→ Document source

-*-*-

I. La découverte du Patrimoine
Le rôle du tourisme
Un parallèle pourrait
être établi entre le développement du tourisme et la prise de conscience de la
valeur du patrimoine. La découverte du pays fut l'occasion de la découverte du
patrimoine. Il y eut là une réelle interaction. Tantôt, tel site ou monument
suscitait l'organisation de voyages ou d'excursions dont il était le but;
tantôt, la visite répétée de tel autre débouchait sur son embellissement et son
exploitation touristique. Aujourd'hui, le phénomène a pris une ampleur telle
qu'il est devenu un secteur à part entière des activités touristiques - on
parlera par exemple de tourisme culturel ou de tourisme de villes d'art -, et
que l'entretien et la conservation de nombreux sites et monuments dépendent pour
une bonne part du paiement des droits d'entrée ainsi que des dépenses effectuées
par les visiteurs.
C'est principalement au
cours du siècle passé et au début de celui-ci que le pays et le patrimoine
wallons ont été révélés et célébrés par des érudits locaux et surtout par des
voyageurs, avides de découvertes et qui ne craignaient pas les risques et les
mécomptes de ce qui passait encore parfois pour de véritables expéditions. En
effet, pour pérégriner dans des lieux qui n'étaient même pas isolés, ces
audacieux voyageurs devaient plus souvent circuler à pied ou recourir aux moyens
de transports les plus frustes, qu'emprunter les trains, tramways à vapeur ou
autres malles-poste, dont les réseaux se mettaient à peine en place. Les
conditions d'hébergement étaient du même ordre : sauf lorsqu'ils pouvaient
séjourner dans des stations touristiques - comme la cité thermale de Spa -, ces
premiers voyageurs ne connaissaient au mieux que les mauvaises auberges.

-*-*-

→ Matériel fourni
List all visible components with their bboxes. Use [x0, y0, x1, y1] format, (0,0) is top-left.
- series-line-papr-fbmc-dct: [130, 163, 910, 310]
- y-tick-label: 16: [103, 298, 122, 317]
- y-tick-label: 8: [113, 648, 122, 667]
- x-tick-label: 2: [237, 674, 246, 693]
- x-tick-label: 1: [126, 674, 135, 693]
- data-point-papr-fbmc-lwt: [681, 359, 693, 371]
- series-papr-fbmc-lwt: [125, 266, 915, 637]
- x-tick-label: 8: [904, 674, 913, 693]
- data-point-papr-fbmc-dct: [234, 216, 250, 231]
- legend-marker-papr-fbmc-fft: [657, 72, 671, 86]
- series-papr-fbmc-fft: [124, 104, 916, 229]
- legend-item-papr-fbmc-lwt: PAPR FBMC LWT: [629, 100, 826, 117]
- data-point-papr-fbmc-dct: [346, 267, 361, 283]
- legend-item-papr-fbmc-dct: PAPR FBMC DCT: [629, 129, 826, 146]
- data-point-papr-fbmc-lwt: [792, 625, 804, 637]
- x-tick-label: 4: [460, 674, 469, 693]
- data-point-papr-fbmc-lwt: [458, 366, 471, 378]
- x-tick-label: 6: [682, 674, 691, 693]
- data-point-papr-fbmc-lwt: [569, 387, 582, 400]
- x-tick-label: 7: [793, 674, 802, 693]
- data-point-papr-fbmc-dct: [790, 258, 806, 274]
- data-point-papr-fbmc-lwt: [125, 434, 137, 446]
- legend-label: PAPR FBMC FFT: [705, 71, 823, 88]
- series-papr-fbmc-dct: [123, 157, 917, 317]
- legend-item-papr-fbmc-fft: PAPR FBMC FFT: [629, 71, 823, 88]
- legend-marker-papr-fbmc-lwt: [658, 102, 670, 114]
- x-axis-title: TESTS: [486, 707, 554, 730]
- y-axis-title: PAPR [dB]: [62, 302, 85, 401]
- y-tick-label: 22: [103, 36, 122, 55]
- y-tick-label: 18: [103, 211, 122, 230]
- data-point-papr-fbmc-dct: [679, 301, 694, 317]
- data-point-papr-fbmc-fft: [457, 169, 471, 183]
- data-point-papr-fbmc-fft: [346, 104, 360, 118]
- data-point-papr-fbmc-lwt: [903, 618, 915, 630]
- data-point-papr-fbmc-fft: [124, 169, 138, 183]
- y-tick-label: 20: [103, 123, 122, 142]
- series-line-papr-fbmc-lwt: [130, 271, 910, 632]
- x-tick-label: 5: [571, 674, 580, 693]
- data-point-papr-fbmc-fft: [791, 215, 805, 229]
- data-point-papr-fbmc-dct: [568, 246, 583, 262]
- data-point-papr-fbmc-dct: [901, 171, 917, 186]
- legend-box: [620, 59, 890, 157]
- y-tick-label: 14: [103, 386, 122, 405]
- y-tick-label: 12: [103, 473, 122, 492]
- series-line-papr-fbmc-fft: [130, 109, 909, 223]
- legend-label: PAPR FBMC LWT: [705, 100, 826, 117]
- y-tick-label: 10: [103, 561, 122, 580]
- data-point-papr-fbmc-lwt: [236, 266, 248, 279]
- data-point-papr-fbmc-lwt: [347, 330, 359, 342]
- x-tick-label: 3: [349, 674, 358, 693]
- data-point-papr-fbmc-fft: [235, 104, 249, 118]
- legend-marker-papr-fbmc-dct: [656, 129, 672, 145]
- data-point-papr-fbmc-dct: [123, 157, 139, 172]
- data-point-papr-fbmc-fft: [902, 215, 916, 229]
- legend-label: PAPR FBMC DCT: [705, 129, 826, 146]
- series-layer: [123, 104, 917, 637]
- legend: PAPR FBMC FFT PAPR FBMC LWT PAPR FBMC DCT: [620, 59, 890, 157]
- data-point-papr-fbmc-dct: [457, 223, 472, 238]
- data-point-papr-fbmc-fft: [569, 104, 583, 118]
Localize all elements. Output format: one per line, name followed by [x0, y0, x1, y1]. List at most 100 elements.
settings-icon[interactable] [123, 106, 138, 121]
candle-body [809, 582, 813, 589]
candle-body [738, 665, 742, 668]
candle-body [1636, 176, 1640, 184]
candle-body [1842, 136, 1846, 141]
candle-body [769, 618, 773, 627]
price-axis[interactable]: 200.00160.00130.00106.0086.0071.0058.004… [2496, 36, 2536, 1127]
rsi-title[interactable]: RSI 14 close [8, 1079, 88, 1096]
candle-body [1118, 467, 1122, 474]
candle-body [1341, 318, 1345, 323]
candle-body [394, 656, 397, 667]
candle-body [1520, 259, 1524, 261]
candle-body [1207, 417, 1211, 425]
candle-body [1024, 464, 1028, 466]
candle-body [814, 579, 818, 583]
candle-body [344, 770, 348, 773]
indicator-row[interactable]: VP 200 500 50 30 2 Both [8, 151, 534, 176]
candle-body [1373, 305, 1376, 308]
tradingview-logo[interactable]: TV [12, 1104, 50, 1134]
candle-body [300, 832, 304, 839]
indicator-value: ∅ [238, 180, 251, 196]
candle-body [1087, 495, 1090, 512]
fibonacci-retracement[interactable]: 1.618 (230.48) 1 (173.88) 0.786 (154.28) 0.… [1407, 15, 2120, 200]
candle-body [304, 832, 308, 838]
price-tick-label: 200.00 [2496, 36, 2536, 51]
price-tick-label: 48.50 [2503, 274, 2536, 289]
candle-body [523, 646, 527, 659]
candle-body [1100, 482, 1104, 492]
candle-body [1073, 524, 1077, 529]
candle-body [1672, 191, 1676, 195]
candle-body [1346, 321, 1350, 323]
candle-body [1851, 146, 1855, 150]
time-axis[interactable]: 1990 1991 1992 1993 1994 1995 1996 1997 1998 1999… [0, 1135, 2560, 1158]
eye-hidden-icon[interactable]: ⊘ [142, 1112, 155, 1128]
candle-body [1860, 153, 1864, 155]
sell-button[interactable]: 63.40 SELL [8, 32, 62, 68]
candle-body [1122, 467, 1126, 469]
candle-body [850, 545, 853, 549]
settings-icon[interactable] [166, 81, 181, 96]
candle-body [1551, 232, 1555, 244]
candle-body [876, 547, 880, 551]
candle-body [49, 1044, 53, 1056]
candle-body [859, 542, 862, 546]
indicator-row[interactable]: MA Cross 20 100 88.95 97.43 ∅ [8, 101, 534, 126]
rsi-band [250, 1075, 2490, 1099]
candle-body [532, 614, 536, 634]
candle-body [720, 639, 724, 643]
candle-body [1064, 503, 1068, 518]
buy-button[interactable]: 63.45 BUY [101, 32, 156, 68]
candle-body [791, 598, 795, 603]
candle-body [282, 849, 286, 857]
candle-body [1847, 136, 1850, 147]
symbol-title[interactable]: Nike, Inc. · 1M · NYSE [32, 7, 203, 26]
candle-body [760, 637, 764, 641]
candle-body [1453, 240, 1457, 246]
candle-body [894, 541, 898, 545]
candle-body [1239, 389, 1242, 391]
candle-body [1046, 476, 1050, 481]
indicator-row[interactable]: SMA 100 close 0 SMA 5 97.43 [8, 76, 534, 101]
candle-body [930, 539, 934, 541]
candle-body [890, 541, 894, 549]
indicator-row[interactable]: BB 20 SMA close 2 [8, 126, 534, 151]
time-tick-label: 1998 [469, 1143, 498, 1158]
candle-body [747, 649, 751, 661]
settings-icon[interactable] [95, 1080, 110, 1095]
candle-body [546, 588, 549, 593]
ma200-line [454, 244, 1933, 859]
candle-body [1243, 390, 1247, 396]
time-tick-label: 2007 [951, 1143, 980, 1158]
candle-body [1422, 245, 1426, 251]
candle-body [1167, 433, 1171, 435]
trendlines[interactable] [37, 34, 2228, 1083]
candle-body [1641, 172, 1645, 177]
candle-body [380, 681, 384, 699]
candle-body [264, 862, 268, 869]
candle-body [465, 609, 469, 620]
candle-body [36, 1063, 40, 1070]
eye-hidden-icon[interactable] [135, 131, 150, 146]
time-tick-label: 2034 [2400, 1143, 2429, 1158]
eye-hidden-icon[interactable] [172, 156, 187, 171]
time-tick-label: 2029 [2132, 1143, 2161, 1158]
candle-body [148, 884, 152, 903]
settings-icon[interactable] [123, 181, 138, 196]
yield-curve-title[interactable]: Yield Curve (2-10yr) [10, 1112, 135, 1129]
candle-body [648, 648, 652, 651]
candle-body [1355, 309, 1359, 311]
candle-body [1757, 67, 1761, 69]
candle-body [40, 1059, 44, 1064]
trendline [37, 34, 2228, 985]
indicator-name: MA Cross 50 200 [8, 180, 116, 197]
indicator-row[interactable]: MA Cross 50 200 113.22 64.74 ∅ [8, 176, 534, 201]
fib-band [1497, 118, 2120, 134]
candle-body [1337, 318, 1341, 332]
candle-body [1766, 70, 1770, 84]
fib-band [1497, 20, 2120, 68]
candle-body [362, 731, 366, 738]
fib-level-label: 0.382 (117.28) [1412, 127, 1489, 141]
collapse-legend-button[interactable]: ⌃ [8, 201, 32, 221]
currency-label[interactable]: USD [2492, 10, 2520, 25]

-*-*-

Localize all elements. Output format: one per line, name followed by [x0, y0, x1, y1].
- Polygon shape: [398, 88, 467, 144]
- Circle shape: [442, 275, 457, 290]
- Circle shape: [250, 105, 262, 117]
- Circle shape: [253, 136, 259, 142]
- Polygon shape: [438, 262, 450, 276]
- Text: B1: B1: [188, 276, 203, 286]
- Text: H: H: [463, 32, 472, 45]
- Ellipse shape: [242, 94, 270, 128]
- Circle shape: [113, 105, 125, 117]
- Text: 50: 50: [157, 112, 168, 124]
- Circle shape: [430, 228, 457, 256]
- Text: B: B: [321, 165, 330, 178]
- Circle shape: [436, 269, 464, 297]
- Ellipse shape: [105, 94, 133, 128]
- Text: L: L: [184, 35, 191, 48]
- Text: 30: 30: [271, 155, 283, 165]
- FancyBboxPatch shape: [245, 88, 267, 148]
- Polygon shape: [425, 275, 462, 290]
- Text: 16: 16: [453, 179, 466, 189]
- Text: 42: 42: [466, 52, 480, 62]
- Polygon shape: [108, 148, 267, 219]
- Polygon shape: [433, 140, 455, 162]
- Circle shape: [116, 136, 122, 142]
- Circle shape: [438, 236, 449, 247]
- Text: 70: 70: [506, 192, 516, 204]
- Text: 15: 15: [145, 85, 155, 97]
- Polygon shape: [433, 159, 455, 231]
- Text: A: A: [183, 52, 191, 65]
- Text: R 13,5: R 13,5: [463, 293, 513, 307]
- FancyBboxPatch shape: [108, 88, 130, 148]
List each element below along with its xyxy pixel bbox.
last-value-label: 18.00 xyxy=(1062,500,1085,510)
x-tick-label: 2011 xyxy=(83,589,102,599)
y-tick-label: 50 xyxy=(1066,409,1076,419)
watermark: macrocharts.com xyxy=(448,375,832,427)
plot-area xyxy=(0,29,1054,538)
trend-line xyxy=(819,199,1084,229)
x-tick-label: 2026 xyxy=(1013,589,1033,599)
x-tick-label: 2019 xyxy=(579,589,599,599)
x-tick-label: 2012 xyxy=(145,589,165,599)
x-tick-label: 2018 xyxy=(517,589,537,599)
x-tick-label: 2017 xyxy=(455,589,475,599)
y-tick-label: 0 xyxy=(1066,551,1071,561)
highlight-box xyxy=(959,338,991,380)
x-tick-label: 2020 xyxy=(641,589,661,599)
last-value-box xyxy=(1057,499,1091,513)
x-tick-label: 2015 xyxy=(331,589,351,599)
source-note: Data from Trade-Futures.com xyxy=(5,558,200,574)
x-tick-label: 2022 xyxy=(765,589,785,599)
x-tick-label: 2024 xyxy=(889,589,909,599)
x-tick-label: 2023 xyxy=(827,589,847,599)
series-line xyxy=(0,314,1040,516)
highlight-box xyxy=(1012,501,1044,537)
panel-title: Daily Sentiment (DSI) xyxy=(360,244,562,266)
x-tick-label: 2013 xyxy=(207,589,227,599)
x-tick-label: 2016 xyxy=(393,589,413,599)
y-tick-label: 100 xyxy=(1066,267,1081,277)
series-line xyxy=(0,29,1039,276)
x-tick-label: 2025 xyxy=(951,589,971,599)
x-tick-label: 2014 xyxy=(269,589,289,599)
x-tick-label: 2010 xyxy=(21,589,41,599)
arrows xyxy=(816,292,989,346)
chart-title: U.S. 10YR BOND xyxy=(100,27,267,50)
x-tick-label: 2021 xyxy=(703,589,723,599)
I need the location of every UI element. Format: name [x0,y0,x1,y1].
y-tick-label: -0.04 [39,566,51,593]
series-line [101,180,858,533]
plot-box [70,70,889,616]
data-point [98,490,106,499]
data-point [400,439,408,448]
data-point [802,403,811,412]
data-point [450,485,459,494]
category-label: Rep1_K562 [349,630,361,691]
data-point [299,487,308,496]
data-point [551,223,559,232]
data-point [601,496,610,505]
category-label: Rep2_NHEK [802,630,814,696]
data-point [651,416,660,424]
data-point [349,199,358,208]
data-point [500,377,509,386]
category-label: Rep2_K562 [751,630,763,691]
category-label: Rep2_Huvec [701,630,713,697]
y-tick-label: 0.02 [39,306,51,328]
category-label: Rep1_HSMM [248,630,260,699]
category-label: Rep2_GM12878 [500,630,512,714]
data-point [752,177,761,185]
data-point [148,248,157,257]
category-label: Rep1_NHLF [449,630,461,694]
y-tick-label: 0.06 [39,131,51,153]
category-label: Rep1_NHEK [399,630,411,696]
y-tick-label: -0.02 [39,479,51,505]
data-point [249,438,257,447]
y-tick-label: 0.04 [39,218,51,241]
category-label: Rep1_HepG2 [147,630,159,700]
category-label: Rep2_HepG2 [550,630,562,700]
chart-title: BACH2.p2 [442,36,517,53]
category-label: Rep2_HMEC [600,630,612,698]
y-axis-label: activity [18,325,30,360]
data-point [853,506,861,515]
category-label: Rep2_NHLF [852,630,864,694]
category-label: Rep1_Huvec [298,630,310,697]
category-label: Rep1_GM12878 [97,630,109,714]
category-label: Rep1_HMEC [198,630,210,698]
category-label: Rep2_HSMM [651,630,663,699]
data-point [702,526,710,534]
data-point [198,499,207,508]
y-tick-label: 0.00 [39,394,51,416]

-*-*-

→ Objectif énoncé
D'après le document source sur le tourisme et le patrimoine, quelle cité thermale est donnée comme exemple de station touristique où les premiers voyageurs pouvaient séjourner ?

→ Résultat obtenu
Spa.